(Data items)
= = = = = = =

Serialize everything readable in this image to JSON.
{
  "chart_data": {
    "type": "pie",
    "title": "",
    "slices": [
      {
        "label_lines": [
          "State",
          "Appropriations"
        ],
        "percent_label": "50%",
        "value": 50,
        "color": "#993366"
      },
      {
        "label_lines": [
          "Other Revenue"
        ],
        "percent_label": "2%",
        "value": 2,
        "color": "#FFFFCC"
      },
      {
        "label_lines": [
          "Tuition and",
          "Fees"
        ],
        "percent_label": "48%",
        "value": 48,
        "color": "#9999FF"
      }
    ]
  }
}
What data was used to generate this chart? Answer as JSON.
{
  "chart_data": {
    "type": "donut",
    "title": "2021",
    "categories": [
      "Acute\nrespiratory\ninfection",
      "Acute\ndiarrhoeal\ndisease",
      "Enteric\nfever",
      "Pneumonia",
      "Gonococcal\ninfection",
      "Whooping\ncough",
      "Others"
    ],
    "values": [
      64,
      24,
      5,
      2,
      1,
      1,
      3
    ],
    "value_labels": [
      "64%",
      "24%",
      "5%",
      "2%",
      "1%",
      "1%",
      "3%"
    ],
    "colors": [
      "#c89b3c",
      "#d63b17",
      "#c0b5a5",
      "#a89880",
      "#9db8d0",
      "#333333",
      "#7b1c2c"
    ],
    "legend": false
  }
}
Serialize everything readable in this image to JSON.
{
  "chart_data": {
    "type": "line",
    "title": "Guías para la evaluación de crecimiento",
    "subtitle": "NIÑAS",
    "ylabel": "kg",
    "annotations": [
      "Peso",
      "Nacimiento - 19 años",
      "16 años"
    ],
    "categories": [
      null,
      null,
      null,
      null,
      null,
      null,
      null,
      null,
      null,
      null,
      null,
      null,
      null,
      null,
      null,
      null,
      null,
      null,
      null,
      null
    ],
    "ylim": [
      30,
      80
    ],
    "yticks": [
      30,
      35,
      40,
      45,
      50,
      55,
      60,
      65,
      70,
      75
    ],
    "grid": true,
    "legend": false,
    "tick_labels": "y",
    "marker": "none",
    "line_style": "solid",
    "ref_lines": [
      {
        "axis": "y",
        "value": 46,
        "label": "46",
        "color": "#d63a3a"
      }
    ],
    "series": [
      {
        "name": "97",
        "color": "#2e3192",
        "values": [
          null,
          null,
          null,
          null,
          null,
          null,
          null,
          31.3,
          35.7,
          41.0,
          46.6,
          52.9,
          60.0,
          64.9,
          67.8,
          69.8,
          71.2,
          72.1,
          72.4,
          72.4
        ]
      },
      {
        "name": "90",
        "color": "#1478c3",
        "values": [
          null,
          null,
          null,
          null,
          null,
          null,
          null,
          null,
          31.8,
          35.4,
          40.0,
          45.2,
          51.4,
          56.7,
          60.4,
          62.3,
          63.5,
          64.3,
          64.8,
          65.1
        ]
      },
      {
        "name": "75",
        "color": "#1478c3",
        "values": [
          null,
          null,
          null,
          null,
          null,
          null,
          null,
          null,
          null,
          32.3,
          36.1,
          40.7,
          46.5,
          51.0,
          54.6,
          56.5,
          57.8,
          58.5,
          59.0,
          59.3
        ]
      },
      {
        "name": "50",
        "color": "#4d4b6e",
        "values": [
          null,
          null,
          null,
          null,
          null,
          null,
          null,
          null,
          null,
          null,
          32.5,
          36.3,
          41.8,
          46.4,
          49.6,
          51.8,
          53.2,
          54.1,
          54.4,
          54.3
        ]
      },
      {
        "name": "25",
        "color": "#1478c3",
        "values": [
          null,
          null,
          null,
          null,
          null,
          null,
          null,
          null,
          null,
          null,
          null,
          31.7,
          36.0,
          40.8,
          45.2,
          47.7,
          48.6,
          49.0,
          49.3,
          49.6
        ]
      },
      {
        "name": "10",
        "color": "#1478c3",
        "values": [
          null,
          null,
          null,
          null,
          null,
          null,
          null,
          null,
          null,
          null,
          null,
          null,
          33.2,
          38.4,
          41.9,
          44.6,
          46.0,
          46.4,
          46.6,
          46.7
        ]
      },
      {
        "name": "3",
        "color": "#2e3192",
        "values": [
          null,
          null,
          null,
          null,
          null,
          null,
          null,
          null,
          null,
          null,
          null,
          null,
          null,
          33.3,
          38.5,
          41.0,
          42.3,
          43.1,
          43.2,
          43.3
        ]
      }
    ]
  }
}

= = = = = = =

**THE EXERCISE:** Write out the entire listing exactly.

**RESULT:**
Serialize everything readable in this image to JSON.
{
  "chart_data": {
    "type": "pie",
    "title": "",
    "slices": [
      {
        "label_lines": [
          "State",
          "Appropriations"
        ],
        "percent_label": "50%",
        "value": 50,
        "color": "#993366"
      },
      {
        "label_lines": [
          "Other Revenue"
        ],
        "percent_label": "2%",
        "value": 2,
        "color": "#FFFFCC"
      },
      {
        "label_lines": [
          "Tuition and",
          "Fees"
        ],
        "percent_label": "48%",
        "value": 48,
        "color": "#9999FF"
      }
    ]
  }
}
What data was used to generate this chart? Answer as JSON.
{
  "chart_data": {
    "type": "donut",
    "title": "2021",
    "categories": [
      "Acute\nrespiratory\ninfection",
      "Acute\ndiarrhoeal\ndisease",
      "Enteric\nfever",
      "Pneumonia",
      "Gonococcal\ninfection",
      "Whooping\ncough",
      "Others"
    ],
    "values": [
      64,
      24,
      5,
      2,
      1,
      1,
      3
    ],
    "value_labels": [
      "64%",
      "24%",
      "5%",
      "2%",
      "1%",
      "1%",
      "3%"
    ],
    "colors": [
      "#c89b3c",
      "#d63b17",
      "#c0b5a5",
      "#a89880",
      "#9db8d0",
      "#333333",
      "#7b1c2c"
    ],
    "legend": false
  }
}
Serialize everything readable in this image to JSON.
{
  "chart_data": {
    "type": "line",
    "title": "Guías para la evaluación de crecimiento",
    "subtitle": "NIÑAS",
    "ylabel": "kg",
    "annotations": [
      "Peso",
      "Nacimiento - 19 años",
      "16 años"
    ],
    "categories": [
      null,
      null,
      null,
      null,
      null,
      null,
      null,
      null,
      null,
      null,
      null,
      null,
      null,
      null,
      null,
      null,
      null,
      null,
      null,
      null
    ],
    "ylim": [
      30,
      80
    ],
    "yticks": [
      30,
      35,
      40,
      45,
      50,
      55,
      60,
      65,
      70,
      75
    ],
    "grid": true,
    "legend": false,
    "tick_labels": "y",
    "marker": "none",
    "line_style": "solid",
    "ref_lines": [
      {
        "axis": "y",
        "value": 46,
        "label": "46",
        "color": "#d63a3a"
      }
    ],
    "series": [
      {
        "name": "97",
        "color": "#2e3192",
        "values": [
          null,
          null,
          null,
          null,
          null,
          null,
          null,
          31.3,
          35.7,
          41.0,
          46.6,
          52.9,
          60.0,
          64.9,
          67.8,
          69.8,
          71.2,
          72.1,
          72.4,
          72.4
        ]
      },
      {
        "name": "90",
        "color": "#1478c3",
        "values": [
          null,
          null,
          null,
          null,
          null,
          null,
          null,
          null,
          31.8,
          35.4,
          40.0,
          45.2,
          51.4,
          56.7,
          60.4,
          62.3,
          63.5,
          64.3,
          64.8,
          65.1
        ]
      },
      {
        "name": "75",
        "color": "#1478c3",
        "values": [
          null,
          null,
          null,
          null,
          null,
          null,
          null,
          null,
          null,
          32.3,
          36.1,
          40.7,
          46.5,
          51.0,
          54.6,
          56.5,
          57.8,
          58.5,
          59.0,
          59.3
        ]
      },
      {
        "name": "50",
        "color": "#4d4b6e",
        "values": [
          null,
          null,
          null,
          null,
          null,
          null,
          null,
          null,
          null,
          null,
          32.5,
          36.3,
          41.8,
          46.4,
          49.6,
          51.8,
          53.2,
          54.1,
          54.4,
          54.3
        ]
      },
      {
        "name": "25",
        "color": "#1478c3",
        "values": [
          null,
          null,
          null,
          null,
          null,
          null,
          null,
          null,
          null,
          null,
          null,
          31.7,
          36.0,
          40.8,
          45.2,
          47.7,
          48.6,
          49.0,
          49.3,
          49.6
        ]
      },
      {
        "name": "10",
        "color": "#1478c3",
        "values": [
          null,
          null,
          null,
          null,
          null,
          null,
          null,
          null,
          null,
          null,
          null,
          null,
          33.2,
          38.4,
          41.9,
          44.6,
          46.0,
          46.4,
          46.6,
          46.7
        ]
      },
      {
        "name": "3",
        "color": "#2e3192",
        "values": [
          null,
          null,
          null,
          null,
          null,
          null,
          null,
          null,
          null,
          null,
          null,
          null,
          null,
          33.3,
          38.5,
          41.0,
          42.3,
          43.1,
          43.2,
          43.3
        ]
      }
    ]
  }
}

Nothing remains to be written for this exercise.